REQUIRED TASK:
Where a line in the listing below contains the word "awnings", copy that line.

RECORDED DATA:
====

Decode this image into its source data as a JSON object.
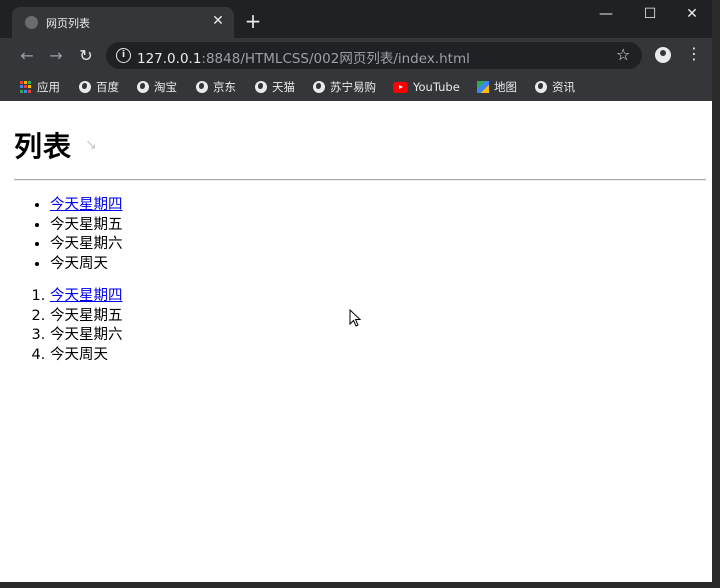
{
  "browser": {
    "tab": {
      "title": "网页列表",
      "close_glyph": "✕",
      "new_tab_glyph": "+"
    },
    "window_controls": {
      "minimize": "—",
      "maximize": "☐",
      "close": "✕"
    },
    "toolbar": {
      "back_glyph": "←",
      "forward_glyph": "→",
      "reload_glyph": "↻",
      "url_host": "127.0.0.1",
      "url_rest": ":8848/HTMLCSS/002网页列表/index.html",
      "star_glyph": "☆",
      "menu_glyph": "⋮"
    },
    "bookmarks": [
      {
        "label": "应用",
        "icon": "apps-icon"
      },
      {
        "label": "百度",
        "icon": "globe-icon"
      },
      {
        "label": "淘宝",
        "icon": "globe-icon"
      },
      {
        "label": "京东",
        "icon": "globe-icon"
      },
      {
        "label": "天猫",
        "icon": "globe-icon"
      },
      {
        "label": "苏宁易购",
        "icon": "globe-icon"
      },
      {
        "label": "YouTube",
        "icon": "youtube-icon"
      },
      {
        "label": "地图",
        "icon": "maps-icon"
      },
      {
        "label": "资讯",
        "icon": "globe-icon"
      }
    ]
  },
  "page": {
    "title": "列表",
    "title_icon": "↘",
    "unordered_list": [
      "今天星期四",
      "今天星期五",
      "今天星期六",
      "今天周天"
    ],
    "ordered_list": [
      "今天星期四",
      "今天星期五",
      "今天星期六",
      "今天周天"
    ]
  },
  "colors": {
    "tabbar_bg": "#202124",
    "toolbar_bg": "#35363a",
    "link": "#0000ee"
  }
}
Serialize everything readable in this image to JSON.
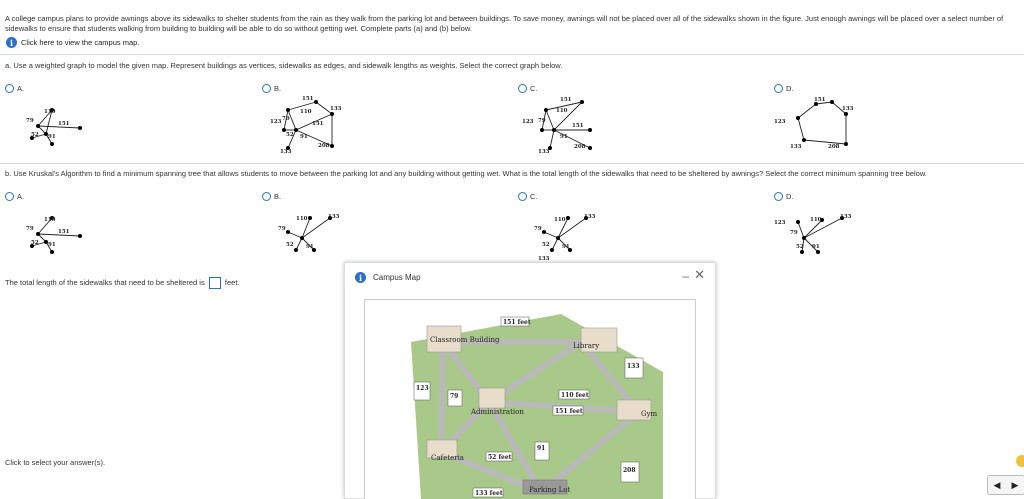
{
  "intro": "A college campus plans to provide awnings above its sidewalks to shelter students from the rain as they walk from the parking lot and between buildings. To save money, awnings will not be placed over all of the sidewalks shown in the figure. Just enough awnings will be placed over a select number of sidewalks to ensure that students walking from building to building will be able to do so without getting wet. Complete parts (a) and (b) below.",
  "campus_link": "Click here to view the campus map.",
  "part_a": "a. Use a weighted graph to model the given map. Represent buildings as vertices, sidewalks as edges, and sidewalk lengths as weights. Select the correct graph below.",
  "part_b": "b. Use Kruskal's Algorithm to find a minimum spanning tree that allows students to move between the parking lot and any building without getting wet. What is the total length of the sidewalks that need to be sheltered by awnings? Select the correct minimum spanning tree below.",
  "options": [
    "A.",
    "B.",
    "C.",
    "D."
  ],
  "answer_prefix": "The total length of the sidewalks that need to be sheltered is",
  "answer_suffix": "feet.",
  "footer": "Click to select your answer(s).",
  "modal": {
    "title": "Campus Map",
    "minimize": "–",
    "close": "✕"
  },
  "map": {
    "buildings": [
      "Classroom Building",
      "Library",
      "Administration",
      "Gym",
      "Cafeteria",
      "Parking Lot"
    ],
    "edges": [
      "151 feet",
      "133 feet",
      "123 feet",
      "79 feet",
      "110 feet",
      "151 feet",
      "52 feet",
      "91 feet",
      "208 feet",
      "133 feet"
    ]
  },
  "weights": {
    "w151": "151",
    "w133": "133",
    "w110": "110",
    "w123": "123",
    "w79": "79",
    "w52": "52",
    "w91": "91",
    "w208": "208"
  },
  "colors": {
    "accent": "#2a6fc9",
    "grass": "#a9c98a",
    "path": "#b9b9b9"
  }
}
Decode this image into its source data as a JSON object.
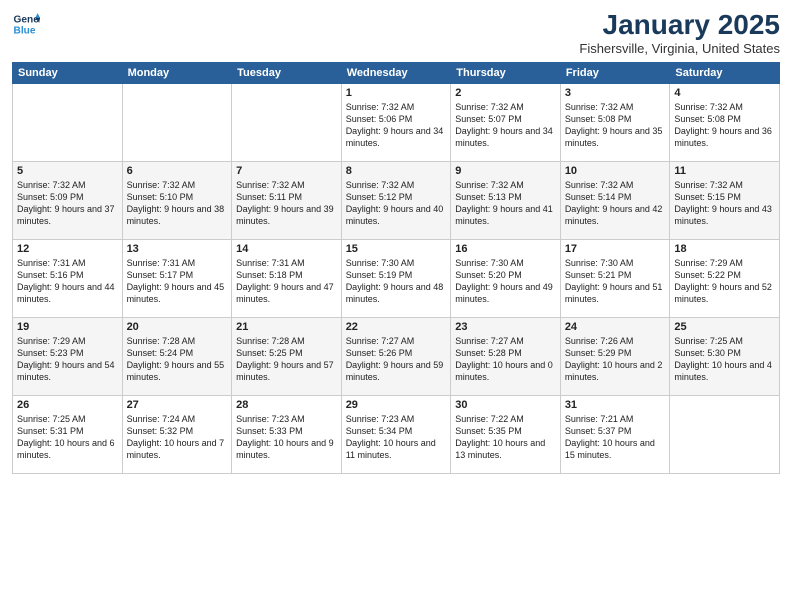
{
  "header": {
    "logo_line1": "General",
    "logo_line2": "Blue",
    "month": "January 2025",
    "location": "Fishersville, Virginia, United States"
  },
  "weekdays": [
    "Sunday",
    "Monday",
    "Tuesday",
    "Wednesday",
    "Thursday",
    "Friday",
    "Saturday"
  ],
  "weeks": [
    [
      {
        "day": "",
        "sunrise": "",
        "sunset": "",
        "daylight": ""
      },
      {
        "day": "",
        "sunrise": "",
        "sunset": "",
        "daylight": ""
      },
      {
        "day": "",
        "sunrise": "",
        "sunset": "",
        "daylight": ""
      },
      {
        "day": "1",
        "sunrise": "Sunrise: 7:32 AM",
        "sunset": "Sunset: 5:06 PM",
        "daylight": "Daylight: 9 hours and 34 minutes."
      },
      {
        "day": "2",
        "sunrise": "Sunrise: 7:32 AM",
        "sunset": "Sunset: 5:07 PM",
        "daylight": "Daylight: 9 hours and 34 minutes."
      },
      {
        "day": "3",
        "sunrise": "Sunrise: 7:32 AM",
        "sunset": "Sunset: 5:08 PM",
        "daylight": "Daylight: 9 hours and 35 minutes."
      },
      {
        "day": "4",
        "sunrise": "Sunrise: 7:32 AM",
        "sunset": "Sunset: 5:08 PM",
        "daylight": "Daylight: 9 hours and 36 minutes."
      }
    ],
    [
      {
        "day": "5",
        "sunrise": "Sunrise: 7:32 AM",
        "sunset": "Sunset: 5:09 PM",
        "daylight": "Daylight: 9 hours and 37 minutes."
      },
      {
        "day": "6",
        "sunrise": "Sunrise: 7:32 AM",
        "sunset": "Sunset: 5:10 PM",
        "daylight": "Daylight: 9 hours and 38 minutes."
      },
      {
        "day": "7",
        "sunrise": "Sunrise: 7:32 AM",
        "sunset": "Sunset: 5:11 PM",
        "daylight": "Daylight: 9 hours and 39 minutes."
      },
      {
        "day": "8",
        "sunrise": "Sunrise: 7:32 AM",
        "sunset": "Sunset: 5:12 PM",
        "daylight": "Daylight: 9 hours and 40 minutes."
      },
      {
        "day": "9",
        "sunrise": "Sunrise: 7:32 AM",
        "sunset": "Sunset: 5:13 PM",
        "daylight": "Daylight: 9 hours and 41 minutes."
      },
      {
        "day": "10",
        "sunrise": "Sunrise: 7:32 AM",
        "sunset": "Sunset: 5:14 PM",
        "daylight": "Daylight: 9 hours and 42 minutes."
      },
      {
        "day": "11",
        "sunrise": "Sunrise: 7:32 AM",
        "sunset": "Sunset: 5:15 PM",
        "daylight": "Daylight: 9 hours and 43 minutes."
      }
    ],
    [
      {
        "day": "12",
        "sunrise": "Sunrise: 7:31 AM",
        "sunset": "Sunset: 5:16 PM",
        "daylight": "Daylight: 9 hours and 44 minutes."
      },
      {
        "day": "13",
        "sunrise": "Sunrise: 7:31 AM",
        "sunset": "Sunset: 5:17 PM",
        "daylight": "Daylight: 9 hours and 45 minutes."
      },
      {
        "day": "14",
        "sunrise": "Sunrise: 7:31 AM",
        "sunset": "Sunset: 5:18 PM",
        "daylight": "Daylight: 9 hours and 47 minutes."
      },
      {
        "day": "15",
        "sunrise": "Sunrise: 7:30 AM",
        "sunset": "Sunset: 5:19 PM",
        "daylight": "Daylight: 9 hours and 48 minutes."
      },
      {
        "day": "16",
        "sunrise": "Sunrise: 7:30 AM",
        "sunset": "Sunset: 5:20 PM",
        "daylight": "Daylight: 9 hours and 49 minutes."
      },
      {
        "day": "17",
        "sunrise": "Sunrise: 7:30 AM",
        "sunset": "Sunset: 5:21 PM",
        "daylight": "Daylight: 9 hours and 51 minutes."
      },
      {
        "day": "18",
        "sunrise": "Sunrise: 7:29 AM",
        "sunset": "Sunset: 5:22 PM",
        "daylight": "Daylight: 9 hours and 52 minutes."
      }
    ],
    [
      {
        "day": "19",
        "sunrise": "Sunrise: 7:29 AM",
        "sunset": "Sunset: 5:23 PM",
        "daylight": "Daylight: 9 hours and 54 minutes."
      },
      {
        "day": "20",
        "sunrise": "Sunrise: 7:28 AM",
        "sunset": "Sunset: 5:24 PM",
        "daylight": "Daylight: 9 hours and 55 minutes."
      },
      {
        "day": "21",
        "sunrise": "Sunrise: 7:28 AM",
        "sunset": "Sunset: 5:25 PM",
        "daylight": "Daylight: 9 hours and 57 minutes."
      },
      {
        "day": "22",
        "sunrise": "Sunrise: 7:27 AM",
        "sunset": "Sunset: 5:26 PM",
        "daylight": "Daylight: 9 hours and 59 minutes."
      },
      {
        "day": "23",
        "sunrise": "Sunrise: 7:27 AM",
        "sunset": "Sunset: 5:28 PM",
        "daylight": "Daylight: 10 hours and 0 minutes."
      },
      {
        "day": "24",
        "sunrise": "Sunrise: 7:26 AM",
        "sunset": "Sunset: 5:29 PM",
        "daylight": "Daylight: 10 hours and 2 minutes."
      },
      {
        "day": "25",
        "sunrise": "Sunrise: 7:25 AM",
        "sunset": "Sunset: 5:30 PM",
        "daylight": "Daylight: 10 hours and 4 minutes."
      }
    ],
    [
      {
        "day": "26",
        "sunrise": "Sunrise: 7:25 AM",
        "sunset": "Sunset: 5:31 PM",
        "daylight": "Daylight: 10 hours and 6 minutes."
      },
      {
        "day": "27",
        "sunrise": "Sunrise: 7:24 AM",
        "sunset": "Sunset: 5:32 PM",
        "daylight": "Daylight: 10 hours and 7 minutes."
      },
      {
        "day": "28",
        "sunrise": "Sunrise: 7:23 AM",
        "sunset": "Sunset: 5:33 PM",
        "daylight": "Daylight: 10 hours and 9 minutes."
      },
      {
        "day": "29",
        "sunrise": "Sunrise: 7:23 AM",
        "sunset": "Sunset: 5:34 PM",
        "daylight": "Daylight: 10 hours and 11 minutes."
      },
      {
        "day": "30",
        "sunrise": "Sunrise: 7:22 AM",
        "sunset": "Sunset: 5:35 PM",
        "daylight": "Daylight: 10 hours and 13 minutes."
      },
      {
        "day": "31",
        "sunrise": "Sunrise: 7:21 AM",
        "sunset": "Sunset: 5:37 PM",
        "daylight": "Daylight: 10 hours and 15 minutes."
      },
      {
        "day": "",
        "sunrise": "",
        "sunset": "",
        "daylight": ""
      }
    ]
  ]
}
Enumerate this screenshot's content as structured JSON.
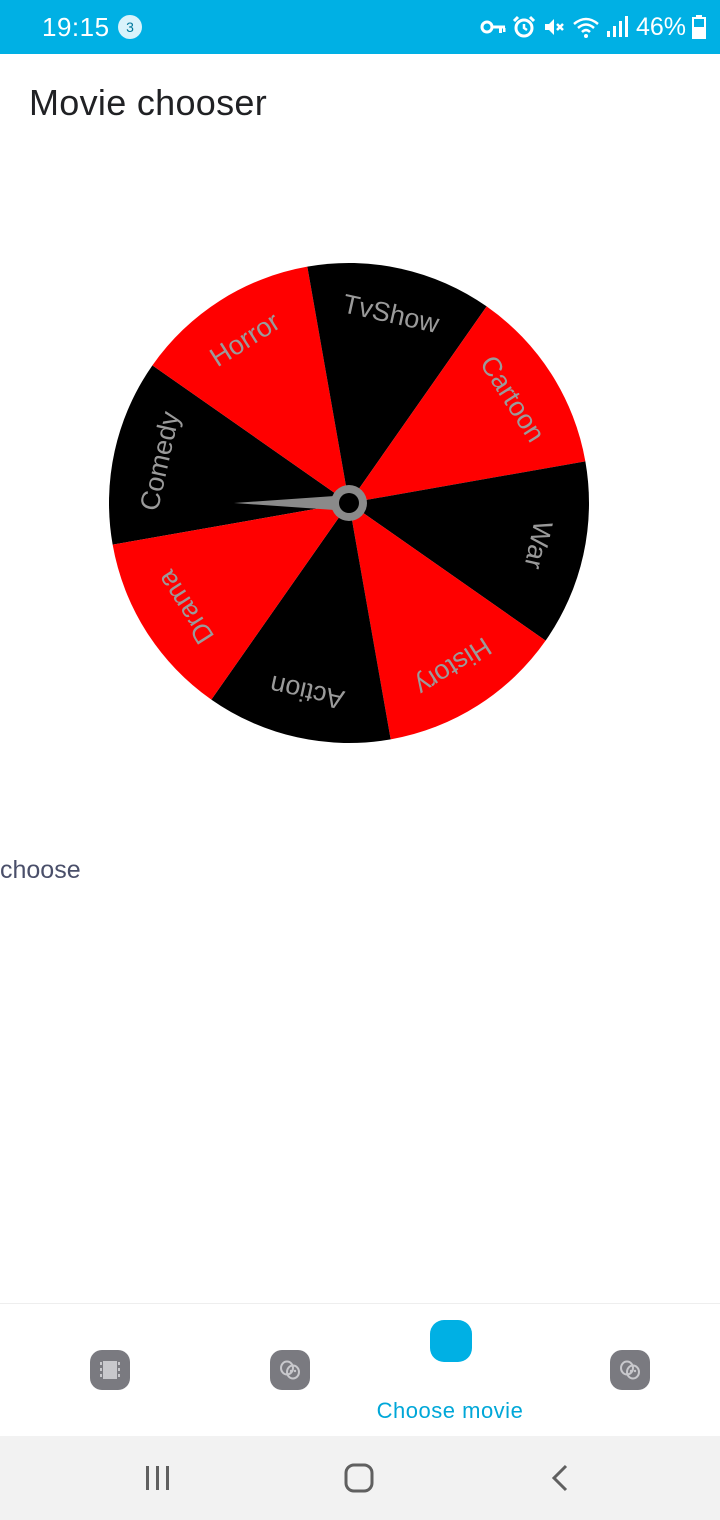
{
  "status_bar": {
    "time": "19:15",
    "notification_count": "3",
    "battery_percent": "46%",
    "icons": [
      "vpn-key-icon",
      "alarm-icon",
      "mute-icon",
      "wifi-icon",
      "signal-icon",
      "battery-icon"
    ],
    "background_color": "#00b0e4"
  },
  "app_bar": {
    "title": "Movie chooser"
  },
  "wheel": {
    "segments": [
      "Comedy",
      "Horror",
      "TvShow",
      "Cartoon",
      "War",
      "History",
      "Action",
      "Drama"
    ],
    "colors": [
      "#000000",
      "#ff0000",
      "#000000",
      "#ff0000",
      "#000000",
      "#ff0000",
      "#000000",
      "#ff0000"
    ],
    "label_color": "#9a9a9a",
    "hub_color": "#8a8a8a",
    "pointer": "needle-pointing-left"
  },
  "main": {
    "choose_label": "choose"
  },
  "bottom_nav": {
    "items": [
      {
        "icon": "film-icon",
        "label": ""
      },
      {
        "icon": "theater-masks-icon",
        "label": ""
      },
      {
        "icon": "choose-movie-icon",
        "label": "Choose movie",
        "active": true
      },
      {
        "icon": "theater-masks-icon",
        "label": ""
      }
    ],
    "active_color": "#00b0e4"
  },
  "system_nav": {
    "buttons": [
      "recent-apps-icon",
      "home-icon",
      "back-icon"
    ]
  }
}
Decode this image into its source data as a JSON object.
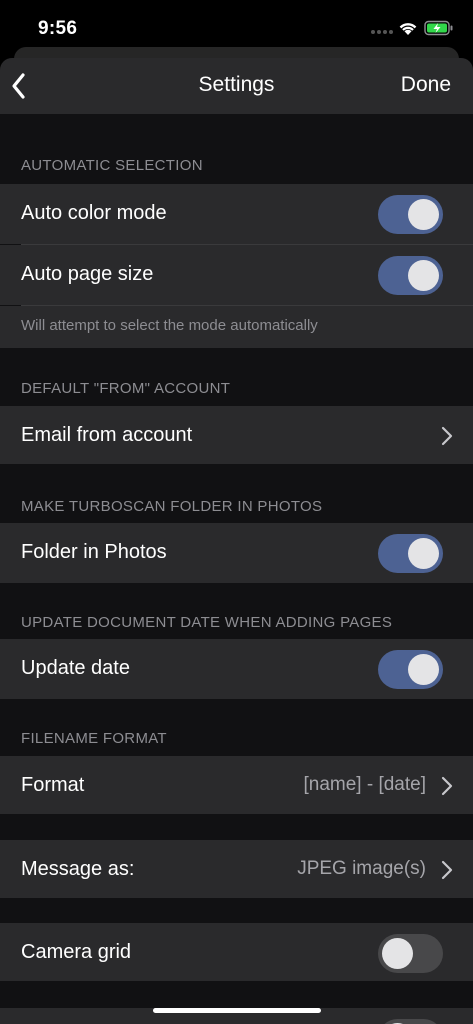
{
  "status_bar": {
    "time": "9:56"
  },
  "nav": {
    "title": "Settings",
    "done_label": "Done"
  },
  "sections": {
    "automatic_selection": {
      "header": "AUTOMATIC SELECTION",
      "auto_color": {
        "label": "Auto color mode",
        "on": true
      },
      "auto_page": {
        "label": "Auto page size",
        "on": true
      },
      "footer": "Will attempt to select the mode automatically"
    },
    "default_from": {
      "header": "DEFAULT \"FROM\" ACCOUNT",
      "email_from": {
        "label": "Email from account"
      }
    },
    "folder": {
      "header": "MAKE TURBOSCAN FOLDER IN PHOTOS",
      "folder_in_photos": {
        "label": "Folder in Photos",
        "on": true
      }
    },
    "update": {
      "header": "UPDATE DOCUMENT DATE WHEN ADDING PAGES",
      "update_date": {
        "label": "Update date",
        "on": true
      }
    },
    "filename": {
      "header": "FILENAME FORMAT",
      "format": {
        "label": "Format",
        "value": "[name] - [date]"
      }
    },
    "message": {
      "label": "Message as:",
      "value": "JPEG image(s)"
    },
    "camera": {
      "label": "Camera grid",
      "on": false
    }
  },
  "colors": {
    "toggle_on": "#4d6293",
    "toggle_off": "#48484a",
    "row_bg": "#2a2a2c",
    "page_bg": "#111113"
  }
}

====

ANSWER TO THE EXERCISE:
  "intro": "A college campus plans to provide awnings above its sidewalks to shelter students from the rain as they walk from the parking lot and between buildings. To save money, awnings will not be placed over all of the sidewalks shown in the figure. Just enough awnings will be placed over a select number of sidewalks to ensure that students walking from building to building will be able to do so without getting wet. Complete parts (a) and (b) below.",
  "part_b": "b. Use Kruskal's Algorithm to find a minimum spanning tree that allows students to move between the parking lot and any building without getting wet. What is the total length of the sidewalks that need to be sheltered by awnings? Select the correct minimum spanning tree below.",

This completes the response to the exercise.